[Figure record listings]
......
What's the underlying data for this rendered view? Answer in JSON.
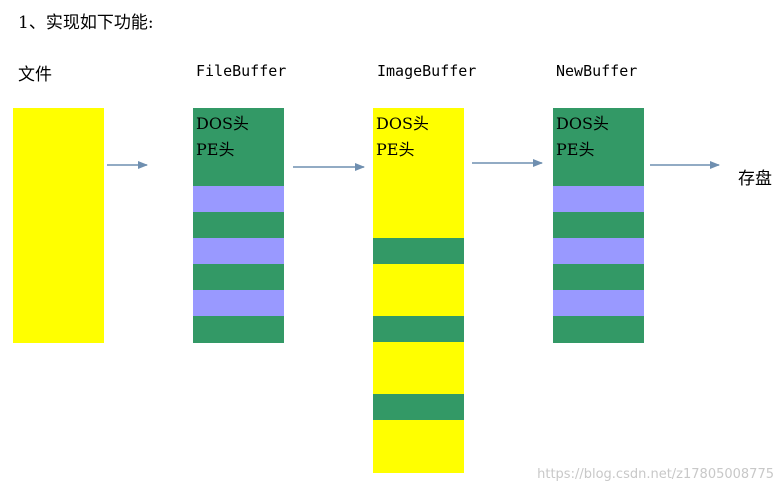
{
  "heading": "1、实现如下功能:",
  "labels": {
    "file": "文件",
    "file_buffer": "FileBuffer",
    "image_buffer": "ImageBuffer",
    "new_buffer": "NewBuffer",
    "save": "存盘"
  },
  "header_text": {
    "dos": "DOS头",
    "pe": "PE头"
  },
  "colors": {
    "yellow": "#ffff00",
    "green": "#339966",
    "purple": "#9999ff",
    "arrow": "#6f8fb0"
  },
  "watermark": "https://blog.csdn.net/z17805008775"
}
......
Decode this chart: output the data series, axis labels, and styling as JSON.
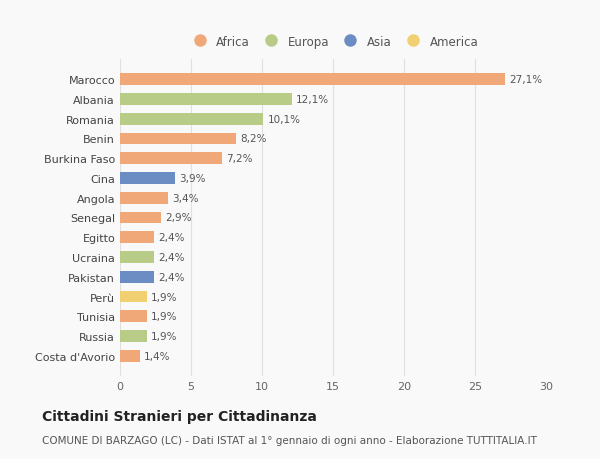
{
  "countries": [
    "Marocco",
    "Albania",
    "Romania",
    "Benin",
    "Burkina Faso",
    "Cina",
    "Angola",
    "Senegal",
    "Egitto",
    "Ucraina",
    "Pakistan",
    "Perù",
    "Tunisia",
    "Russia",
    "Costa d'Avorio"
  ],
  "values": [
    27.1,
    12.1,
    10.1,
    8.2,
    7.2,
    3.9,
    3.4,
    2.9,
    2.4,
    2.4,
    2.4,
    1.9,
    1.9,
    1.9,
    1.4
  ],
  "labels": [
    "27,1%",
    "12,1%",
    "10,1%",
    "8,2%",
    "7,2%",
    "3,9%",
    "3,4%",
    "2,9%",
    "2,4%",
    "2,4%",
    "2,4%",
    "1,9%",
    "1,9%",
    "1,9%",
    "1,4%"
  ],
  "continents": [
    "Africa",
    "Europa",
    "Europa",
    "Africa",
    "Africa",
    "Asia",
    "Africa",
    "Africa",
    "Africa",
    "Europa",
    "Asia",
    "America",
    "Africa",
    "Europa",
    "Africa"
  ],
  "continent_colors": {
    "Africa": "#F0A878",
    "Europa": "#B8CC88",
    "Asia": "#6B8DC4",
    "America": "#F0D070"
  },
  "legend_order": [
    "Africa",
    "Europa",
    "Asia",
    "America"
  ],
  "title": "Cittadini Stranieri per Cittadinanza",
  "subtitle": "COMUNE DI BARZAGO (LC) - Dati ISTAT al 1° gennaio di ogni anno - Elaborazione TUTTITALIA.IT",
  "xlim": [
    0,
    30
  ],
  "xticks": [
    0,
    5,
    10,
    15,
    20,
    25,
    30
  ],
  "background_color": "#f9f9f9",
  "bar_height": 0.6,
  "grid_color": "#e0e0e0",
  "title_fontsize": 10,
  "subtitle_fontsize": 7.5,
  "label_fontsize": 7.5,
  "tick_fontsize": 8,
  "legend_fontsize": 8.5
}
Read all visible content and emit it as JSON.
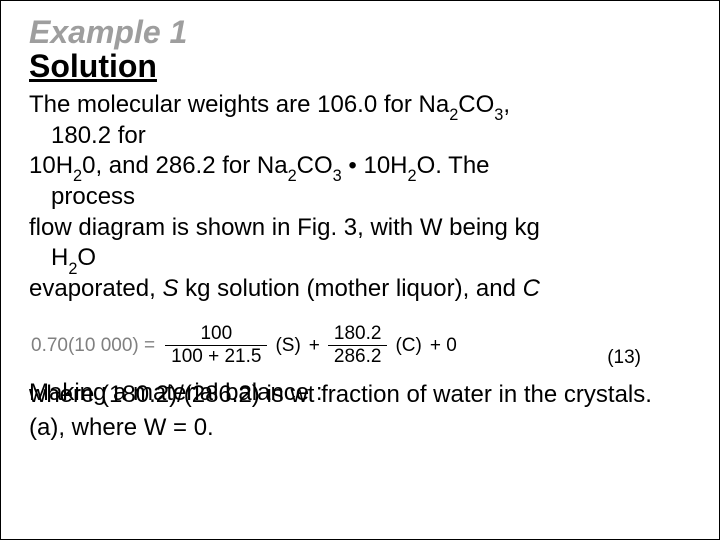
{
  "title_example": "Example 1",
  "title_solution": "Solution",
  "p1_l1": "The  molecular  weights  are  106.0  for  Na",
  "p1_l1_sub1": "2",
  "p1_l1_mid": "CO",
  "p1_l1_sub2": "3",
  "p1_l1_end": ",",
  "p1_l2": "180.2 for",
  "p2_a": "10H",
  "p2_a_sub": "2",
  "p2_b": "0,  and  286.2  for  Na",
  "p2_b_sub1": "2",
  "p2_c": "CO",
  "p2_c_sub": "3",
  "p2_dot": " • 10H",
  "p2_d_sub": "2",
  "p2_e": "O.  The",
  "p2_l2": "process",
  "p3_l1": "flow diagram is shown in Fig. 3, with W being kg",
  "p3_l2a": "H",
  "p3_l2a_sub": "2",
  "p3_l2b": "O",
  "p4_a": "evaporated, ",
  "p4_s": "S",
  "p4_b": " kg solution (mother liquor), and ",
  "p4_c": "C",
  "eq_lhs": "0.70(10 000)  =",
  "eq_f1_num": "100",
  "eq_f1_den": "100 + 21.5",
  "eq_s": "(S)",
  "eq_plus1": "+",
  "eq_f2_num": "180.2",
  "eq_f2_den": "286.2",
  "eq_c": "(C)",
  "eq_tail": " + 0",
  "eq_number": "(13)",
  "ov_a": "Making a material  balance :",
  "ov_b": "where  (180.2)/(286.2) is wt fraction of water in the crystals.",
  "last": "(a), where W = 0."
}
......
◆ What the task requires ◆
Find all the lines containing "data" in the material, then copy them.

◆ Exercise answer ◆
What's the underlying data for this rendered view? Answer in JSON.
Decode this chart: output the data series, axis labels, and styling as JSON.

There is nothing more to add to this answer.